#### WHAT NEEDS TO BE DONE:
Collect every line of the records below that contains the word "Department".

#### RECORD LIST:

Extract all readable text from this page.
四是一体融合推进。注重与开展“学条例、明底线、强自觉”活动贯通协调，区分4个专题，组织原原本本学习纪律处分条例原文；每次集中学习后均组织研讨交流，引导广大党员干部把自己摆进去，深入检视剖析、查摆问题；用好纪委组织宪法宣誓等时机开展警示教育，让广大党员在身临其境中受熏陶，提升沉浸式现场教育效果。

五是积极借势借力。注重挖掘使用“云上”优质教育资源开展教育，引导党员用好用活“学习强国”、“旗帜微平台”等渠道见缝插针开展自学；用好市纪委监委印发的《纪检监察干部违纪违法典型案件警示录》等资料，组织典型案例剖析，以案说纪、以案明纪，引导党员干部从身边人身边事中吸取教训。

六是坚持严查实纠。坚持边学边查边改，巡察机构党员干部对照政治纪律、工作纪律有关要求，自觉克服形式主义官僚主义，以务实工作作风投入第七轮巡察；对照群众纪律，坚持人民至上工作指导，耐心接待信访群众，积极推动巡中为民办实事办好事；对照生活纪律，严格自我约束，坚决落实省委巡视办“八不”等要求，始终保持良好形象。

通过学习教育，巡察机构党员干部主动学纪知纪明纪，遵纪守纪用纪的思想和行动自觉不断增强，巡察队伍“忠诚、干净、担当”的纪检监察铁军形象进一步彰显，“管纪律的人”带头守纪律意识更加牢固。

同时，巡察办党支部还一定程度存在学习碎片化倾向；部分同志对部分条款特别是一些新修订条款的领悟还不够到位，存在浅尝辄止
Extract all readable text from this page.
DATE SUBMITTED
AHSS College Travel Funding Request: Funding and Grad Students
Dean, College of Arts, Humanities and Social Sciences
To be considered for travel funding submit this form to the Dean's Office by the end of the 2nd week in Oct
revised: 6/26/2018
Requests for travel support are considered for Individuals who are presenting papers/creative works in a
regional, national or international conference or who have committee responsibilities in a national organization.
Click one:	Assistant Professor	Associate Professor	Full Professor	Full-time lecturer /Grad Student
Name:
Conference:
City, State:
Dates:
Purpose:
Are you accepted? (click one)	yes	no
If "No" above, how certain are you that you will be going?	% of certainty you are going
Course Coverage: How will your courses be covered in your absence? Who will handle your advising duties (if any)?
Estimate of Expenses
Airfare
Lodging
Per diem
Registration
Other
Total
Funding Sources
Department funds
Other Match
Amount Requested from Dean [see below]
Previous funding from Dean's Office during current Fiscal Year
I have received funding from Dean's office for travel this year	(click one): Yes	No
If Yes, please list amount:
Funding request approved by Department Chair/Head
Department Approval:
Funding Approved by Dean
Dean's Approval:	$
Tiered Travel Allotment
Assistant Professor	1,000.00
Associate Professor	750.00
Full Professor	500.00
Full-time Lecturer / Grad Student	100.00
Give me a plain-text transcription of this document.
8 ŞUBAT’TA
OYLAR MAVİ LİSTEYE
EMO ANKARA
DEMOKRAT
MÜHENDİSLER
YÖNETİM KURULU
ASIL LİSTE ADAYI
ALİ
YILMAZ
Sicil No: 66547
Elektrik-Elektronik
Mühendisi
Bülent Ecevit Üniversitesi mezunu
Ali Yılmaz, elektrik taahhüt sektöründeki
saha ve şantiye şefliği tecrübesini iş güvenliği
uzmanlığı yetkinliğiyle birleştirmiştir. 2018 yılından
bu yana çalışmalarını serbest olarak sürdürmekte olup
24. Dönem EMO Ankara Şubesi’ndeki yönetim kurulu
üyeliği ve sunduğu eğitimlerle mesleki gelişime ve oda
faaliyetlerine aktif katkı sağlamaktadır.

#### ANSWER:
Department funds
Funding request approved by Department Chair/Head
Department Approval:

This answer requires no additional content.